All of the material below is to be repeated exactly.

Start TASK MATERIAL

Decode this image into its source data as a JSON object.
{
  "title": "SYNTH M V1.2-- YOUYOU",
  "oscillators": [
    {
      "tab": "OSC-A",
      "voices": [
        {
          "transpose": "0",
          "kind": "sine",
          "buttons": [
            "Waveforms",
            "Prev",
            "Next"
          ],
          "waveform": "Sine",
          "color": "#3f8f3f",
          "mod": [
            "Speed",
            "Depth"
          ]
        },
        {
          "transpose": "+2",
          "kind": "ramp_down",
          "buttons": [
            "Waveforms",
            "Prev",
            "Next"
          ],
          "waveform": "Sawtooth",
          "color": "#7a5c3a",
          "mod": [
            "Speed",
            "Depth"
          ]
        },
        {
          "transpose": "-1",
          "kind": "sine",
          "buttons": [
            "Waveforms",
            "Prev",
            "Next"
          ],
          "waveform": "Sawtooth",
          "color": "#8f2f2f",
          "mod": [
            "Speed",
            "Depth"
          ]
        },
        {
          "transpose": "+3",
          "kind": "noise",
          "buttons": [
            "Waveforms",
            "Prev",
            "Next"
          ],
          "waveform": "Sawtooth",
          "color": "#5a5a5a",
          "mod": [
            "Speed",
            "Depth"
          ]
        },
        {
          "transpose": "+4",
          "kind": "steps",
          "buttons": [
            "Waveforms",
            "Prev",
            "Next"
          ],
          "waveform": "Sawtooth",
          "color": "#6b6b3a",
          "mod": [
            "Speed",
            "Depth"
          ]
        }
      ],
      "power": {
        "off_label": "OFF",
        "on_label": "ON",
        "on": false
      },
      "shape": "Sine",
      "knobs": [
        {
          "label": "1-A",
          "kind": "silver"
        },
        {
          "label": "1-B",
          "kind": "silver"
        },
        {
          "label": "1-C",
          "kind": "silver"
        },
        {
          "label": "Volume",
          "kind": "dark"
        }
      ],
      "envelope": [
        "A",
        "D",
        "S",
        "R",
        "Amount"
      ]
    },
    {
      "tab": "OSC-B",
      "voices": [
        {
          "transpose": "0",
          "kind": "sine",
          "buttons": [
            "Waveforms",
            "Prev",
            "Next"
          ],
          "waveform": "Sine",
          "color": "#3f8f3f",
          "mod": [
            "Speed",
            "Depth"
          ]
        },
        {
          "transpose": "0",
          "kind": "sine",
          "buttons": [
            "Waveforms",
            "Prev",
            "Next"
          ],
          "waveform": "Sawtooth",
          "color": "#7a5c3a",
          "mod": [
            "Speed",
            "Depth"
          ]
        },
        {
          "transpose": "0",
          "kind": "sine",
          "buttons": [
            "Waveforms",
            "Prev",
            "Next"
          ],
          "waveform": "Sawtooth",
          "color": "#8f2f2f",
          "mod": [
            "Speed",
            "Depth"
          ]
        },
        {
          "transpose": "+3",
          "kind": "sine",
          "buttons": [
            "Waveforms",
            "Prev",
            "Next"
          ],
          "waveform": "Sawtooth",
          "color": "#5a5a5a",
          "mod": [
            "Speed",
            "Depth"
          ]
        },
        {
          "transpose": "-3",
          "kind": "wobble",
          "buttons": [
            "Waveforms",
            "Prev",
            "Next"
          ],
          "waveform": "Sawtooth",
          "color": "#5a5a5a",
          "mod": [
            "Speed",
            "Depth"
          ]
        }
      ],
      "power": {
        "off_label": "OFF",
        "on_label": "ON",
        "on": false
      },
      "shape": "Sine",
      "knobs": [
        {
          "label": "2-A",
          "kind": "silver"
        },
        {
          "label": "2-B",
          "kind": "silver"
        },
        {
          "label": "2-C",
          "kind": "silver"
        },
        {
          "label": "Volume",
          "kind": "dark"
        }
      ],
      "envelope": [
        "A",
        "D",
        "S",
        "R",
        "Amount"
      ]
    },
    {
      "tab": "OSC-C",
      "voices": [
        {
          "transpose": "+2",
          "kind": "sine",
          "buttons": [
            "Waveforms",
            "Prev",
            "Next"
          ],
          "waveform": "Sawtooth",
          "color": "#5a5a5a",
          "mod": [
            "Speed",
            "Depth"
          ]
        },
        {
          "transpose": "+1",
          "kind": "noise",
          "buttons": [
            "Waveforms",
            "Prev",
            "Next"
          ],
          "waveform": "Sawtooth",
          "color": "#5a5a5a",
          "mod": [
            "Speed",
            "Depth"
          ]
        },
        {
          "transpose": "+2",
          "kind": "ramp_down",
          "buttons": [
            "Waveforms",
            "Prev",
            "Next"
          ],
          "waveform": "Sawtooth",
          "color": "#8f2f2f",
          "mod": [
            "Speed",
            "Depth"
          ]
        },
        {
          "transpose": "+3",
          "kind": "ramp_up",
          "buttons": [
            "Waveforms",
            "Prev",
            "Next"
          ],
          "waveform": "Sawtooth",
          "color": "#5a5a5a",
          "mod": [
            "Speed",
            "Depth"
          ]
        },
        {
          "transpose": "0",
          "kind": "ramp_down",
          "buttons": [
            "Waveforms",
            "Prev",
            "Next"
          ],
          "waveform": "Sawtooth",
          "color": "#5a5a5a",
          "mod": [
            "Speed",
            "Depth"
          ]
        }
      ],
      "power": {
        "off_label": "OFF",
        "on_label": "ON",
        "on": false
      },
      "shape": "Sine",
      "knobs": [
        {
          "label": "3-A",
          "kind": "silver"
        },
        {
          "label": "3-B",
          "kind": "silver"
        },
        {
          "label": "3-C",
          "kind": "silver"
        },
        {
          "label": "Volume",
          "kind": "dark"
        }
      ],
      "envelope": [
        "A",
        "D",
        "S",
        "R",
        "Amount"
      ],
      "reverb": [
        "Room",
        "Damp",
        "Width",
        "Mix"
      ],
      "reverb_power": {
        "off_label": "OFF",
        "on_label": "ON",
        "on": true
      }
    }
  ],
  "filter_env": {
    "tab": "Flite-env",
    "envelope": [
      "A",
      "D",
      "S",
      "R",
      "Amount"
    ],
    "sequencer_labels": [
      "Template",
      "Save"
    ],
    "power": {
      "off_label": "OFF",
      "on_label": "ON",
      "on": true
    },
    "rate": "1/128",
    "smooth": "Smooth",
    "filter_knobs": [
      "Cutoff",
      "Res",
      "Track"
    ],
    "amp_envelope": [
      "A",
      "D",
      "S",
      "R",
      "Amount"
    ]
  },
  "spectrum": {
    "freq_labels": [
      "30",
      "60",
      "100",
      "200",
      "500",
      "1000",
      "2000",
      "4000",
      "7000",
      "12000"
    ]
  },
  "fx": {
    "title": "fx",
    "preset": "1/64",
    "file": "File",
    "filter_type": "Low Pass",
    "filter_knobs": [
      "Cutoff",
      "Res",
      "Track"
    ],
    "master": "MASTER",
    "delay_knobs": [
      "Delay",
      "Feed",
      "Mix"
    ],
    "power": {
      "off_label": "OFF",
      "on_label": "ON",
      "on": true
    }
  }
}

End TASK MATERIAL

[RESPONSE TO THE EXERCISE]:
Decode this image into its source data as a JSON object.
{
  "title": "SYNTH M V1.2-- YOUYOU",
  "oscillators": [
    {
      "tab": "OSC-A",
      "voices": [
        {
          "transpose": "0",
          "kind": "sine",
          "buttons": [
            "Waveforms",
            "Prev",
            "Next"
          ],
          "waveform": "Sine",
          "color": "#3f8f3f",
          "mod": [
            "Speed",
            "Depth"
          ]
        },
        {
          "transpose": "+2",
          "kind": "ramp_down",
          "buttons": [
            "Waveforms",
            "Prev",
            "Next"
          ],
          "waveform": "Sawtooth",
          "color": "#7a5c3a",
          "mod": [
            "Speed",
            "Depth"
          ]
        },
        {
          "transpose": "-1",
          "kind": "sine",
          "buttons": [
            "Waveforms",
            "Prev",
            "Next"
          ],
          "waveform": "Sawtooth",
          "color": "#8f2f2f",
          "mod": [
            "Speed",
            "Depth"
          ]
        },
        {
          "transpose": "+3",
          "kind": "noise",
          "buttons": [
            "Waveforms",
            "Prev",
            "Next"
          ],
          "waveform": "Sawtooth",
          "color": "#5a5a5a",
          "mod": [
            "Speed",
            "Depth"
          ]
        },
        {
          "transpose": "+4",
          "kind": "steps",
          "buttons": [
            "Waveforms",
            "Prev",
            "Next"
          ],
          "waveform": "Sawtooth",
          "color": "#6b6b3a",
          "mod": [
            "Speed",
            "Depth"
          ]
        }
      ],
      "power": {
        "off_label": "OFF",
        "on_label": "ON",
        "on": false
      },
      "shape": "Sine",
      "knobs": [
        {
          "label": "1-A",
          "kind": "silver"
        },
        {
          "label": "1-B",
          "kind": "silver"
        },
        {
          "label": "1-C",
          "kind": "silver"
        },
        {
          "label": "Volume",
          "kind": "dark"
        }
      ],
      "envelope": [
        "A",
        "D",
        "S",
        "R",
        "Amount"
      ]
    },
    {
      "tab": "OSC-B",
      "voices": [
        {
          "transpose": "0",
          "kind": "sine",
          "buttons": [
            "Waveforms",
            "Prev",
            "Next"
          ],
          "waveform": "Sine",
          "color": "#3f8f3f",
          "mod": [
            "Speed",
            "Depth"
          ]
        },
        {
          "transpose": "0",
          "kind": "sine",
          "buttons": [
            "Waveforms",
            "Prev",
            "Next"
          ],
          "waveform": "Sawtooth",
          "color": "#7a5c3a",
          "mod": [
            "Speed",
            "Depth"
          ]
        },
        {
          "transpose": "0",
          "kind": "sine",
          "buttons": [
            "Waveforms",
            "Prev",
            "Next"
          ],
          "waveform": "Sawtooth",
          "color": "#8f2f2f",
          "mod": [
            "Speed",
            "Depth"
          ]
        },
        {
          "transpose": "+3",
          "kind": "sine",
          "buttons": [
            "Waveforms",
            "Prev",
            "Next"
          ],
          "waveform": "Sawtooth",
          "color": "#5a5a5a",
          "mod": [
            "Speed",
            "Depth"
          ]
        },
        {
          "transpose": "-3",
          "kind": "wobble",
          "buttons": [
            "Waveforms",
            "Prev",
            "Next"
          ],
          "waveform": "Sawtooth",
          "color": "#5a5a5a",
          "mod": [
            "Speed",
            "Depth"
          ]
        }
      ],
      "power": {
        "off_label": "OFF",
        "on_label": "ON",
        "on": false
      },
      "shape": "Sine",
      "knobs": [
        {
          "label": "2-A",
          "kind": "silver"
        },
        {
          "label": "2-B",
          "kind": "silver"
        },
        {
          "label": "2-C",
          "kind": "silver"
        },
        {
          "label": "Volume",
          "kind": "dark"
        }
      ],
      "envelope": [
        "A",
        "D",
        "S",
        "R",
        "Amount"
      ]
    },
    {
      "tab": "OSC-C",
      "voices": [
        {
          "transpose": "+2",
          "kind": "sine",
          "buttons": [
            "Waveforms",
            "Prev",
            "Next"
          ],
          "waveform": "Sawtooth",
          "color": "#5a5a5a",
          "mod": [
            "Speed",
            "Depth"
          ]
        },
        {
          "transpose": "+1",
          "kind": "noise",
          "buttons": [
            "Waveforms",
            "Prev",
            "Next"
          ],
          "waveform": "Sawtooth",
          "color": "#5a5a5a",
          "mod": [
            "Speed",
            "Depth"
          ]
        },
        {
          "transpose": "+2",
          "kind": "ramp_down",
          "buttons": [
            "Waveforms",
            "Prev",
            "Next"
          ],
          "waveform": "Sawtooth",
          "color": "#8f2f2f",
          "mod": [
            "Speed",
            "Depth"
          ]
        },
        {
          "transpose": "+3",
          "kind": "ramp_up",
          "buttons": [
            "Waveforms",
            "Prev",
            "Next"
          ],
          "waveform": "Sawtooth",
          "color": "#5a5a5a",
          "mod": [
            "Speed",
            "Depth"
          ]
        },
        {
          "transpose": "0",
          "kind": "ramp_down",
          "buttons": [
            "Waveforms",
            "Prev",
            "Next"
          ],
          "waveform": "Sawtooth",
          "color": "#5a5a5a",
          "mod": [
            "Speed",
            "Depth"
          ]
        }
      ],
      "power": {
        "off_label": "OFF",
        "on_label": "ON",
        "on": false
      },
      "shape": "Sine",
      "knobs": [
        {
          "label": "3-A",
          "kind": "silver"
        },
        {
          "label": "3-B",
          "kind": "silver"
        },
        {
          "label": "3-C",
          "kind": "silver"
        },
        {
          "label": "Volume",
          "kind": "dark"
        }
      ],
      "envelope": [
        "A",
        "D",
        "S",
        "R",
        "Amount"
      ],
      "reverb": [
        "Room",
        "Damp",
        "Width",
        "Mix"
      ],
      "reverb_power": {
        "off_label": "OFF",
        "on_label": "ON",
        "on": true
      }
    }
  ],
  "filter_env": {
    "tab": "Flite-env",
    "envelope": [
      "A",
      "D",
      "S",
      "R",
      "Amount"
    ],
    "sequencer_labels": [
      "Template",
      "Save"
    ],
    "power": {
      "off_label": "OFF",
      "on_label": "ON",
      "on": true
    },
    "rate": "1/128",
    "smooth": "Smooth",
    "filter_knobs": [
      "Cutoff",
      "Res",
      "Track"
    ],
    "amp_envelope": [
      "A",
      "D",
      "S",
      "R",
      "Amount"
    ]
  },
  "spectrum": {
    "freq_labels": [
      "30",
      "60",
      "100",
      "200",
      "500",
      "1000",
      "2000",
      "4000",
      "7000",
      "12000"
    ]
  },
  "fx": {
    "title": "fx",
    "preset": "1/64",
    "file": "File",
    "filter_type": "Low Pass",
    "filter_knobs": [
      "Cutoff",
      "Res",
      "Track"
    ],
    "master": "MASTER",
    "delay_knobs": [
      "Delay",
      "Feed",
      "Mix"
    ],
    "power": {
      "off_label": "OFF",
      "on_label": "ON",
      "on": true
    }
  }
}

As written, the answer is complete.